▶ **YOUR GOAL**
Report each line of the data that includes the word "pasangan".

★ ★ ★

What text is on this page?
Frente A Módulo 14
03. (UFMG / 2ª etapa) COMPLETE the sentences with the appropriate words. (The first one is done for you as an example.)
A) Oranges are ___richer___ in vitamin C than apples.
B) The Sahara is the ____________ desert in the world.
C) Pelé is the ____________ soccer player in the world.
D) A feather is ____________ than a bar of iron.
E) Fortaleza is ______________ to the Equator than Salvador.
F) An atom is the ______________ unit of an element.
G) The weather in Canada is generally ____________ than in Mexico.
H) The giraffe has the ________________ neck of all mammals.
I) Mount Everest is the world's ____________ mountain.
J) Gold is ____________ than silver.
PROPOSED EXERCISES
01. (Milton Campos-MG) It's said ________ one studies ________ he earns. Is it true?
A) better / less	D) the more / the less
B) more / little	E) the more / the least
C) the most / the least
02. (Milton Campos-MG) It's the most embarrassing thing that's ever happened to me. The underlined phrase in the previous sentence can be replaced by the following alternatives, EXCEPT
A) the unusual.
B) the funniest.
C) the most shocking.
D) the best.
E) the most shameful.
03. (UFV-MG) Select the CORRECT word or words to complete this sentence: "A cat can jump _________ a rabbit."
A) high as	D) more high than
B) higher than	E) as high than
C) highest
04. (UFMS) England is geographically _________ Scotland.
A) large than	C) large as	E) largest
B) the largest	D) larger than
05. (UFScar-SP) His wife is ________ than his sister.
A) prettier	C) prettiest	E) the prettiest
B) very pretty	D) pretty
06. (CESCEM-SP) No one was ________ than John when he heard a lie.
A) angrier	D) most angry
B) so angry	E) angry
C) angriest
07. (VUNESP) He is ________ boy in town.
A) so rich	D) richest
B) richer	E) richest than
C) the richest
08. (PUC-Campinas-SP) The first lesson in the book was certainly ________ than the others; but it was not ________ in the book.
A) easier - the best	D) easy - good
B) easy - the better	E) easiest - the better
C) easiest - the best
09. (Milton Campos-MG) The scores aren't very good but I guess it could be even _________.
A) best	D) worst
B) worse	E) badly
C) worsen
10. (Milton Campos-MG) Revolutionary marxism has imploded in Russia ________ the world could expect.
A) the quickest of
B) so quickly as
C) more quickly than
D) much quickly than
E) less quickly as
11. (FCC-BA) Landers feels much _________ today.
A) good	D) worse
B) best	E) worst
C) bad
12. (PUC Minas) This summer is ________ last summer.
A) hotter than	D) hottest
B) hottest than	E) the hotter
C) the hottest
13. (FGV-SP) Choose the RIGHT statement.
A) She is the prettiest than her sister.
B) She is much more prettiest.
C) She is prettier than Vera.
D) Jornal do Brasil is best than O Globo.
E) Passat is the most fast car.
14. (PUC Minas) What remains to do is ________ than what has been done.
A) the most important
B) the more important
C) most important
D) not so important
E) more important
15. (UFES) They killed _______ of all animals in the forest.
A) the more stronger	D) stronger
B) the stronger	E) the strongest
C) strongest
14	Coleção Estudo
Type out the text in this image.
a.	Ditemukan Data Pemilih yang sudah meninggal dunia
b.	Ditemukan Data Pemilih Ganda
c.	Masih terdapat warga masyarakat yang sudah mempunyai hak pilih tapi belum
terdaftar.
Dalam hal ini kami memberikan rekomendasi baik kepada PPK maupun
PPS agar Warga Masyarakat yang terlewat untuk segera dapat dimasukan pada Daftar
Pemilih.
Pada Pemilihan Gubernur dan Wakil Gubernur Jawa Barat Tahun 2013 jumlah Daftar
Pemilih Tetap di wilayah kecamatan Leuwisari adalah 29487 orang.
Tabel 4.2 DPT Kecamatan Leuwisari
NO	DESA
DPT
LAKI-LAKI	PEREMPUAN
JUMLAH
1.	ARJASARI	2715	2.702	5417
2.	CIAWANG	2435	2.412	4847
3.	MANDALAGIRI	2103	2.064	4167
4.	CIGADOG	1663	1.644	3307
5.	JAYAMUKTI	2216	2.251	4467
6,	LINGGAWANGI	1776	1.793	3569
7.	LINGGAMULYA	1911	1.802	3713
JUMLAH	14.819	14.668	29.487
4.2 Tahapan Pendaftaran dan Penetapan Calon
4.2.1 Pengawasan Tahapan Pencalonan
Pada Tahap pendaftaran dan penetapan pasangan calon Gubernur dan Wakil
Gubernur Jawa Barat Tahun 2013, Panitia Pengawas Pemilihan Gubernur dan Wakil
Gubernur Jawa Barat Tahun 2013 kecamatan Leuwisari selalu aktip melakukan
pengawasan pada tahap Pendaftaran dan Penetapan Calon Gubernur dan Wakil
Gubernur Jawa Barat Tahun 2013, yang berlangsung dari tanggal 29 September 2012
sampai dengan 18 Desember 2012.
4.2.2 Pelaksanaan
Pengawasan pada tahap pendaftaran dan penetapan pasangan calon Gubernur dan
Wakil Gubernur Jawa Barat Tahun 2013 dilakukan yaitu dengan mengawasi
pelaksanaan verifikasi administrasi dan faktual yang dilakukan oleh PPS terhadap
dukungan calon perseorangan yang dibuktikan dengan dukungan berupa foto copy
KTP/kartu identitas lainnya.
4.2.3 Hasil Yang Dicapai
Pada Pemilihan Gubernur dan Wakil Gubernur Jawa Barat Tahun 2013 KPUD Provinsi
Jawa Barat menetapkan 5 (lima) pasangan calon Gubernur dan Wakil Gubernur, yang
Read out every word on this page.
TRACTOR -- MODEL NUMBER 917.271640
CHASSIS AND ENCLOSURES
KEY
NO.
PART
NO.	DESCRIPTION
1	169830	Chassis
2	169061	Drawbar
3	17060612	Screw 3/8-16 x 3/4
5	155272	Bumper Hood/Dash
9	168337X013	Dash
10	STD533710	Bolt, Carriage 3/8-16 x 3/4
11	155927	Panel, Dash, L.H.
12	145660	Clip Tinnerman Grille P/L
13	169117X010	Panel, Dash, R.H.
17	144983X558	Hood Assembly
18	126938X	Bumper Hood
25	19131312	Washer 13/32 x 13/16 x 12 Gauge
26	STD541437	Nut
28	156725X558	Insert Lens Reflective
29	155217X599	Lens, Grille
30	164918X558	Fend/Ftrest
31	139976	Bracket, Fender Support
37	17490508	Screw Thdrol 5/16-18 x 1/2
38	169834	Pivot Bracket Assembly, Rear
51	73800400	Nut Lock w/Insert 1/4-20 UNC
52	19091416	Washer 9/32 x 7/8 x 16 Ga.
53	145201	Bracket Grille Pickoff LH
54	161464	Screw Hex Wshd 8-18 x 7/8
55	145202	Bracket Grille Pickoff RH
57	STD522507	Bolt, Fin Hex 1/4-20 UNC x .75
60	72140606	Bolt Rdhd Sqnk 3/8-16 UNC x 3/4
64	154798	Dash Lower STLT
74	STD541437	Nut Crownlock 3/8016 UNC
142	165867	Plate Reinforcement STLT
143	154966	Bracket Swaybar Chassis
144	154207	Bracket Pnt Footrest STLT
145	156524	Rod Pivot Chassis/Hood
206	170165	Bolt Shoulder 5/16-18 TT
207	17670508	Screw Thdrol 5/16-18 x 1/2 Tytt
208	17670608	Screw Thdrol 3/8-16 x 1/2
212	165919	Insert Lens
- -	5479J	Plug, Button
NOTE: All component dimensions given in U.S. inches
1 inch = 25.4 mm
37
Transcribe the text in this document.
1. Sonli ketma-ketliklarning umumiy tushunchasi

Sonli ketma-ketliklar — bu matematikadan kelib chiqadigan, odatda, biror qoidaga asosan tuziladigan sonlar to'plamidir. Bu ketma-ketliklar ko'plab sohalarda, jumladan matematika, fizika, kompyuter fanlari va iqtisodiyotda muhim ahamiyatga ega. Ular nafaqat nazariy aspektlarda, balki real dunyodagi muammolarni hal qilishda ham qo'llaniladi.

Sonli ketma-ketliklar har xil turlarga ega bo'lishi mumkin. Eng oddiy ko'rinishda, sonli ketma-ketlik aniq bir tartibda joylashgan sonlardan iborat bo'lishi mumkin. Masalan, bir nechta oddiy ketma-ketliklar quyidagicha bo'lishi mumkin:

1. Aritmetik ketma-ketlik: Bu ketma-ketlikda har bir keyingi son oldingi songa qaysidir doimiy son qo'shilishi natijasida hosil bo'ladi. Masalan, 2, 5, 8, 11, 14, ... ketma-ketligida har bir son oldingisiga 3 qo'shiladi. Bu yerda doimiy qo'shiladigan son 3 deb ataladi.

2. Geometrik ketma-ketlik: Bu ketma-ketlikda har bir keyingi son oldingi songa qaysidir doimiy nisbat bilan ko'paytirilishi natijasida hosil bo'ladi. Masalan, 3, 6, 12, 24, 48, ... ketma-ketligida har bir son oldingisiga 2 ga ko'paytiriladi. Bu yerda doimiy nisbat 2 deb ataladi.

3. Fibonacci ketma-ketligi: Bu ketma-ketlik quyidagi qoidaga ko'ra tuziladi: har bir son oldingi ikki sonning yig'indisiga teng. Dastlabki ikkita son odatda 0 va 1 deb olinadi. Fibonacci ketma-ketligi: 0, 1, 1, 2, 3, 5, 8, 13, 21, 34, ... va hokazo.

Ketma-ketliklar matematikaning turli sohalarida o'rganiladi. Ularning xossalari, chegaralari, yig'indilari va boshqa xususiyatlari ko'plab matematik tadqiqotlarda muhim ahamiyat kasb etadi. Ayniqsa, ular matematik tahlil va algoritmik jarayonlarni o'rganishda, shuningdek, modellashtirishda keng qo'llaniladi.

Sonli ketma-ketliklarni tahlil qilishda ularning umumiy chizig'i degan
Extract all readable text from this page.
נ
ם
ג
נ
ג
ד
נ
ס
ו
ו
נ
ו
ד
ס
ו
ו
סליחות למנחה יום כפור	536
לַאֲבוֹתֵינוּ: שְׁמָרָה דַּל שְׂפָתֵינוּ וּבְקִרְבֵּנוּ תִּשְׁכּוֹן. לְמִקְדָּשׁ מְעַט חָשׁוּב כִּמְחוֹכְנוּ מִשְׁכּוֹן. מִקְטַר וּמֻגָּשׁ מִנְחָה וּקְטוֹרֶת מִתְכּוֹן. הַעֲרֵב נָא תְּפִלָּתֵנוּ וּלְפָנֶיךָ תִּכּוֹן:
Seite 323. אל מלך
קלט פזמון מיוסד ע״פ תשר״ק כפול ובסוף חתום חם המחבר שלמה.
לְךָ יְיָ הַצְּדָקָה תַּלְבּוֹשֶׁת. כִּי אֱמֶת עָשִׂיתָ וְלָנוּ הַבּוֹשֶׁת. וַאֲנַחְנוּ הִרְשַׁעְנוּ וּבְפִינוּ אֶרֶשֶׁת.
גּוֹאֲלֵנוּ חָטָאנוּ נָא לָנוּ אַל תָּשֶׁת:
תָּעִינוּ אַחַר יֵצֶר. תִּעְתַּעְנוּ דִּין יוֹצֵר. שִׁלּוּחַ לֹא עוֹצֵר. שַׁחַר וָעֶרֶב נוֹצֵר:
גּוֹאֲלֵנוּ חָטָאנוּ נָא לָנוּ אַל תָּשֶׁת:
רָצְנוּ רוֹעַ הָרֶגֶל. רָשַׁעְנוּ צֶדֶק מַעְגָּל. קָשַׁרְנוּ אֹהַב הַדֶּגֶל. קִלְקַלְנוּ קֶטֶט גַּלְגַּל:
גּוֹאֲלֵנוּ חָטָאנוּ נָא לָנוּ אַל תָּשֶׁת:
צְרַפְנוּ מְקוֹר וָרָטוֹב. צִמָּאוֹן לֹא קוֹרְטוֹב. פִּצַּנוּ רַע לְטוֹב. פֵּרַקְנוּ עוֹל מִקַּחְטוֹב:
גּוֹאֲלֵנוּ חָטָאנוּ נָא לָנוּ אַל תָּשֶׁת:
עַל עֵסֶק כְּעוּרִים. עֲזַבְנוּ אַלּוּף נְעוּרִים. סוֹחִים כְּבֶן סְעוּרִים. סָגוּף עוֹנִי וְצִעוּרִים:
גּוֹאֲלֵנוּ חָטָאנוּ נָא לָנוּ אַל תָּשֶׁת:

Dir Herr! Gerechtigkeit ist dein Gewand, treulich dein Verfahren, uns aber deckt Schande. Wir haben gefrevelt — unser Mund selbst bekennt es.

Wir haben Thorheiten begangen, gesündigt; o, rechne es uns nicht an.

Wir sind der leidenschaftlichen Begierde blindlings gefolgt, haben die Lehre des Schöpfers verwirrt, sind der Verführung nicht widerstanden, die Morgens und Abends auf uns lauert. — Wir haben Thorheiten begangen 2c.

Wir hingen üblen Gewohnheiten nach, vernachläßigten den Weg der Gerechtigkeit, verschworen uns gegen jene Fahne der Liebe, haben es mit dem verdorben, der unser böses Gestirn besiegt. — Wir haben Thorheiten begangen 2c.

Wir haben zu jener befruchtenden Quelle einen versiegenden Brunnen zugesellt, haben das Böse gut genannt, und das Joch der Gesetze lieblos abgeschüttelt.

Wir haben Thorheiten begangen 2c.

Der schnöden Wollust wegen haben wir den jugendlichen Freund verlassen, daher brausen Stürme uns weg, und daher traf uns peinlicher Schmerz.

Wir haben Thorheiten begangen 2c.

★ ★ ★

▶ **COMPLETE ANSWER**
Pada Tahap pendaftaran dan penetapan pasangan calon Gubernur dan Wakil
Pengawasan pada tahap pendaftaran dan penetapan pasangan calon Gubernur dan
Jawa Barat menetapkan 5 (lima) pasangan calon Gubernur dan Wakil Gubernur, yang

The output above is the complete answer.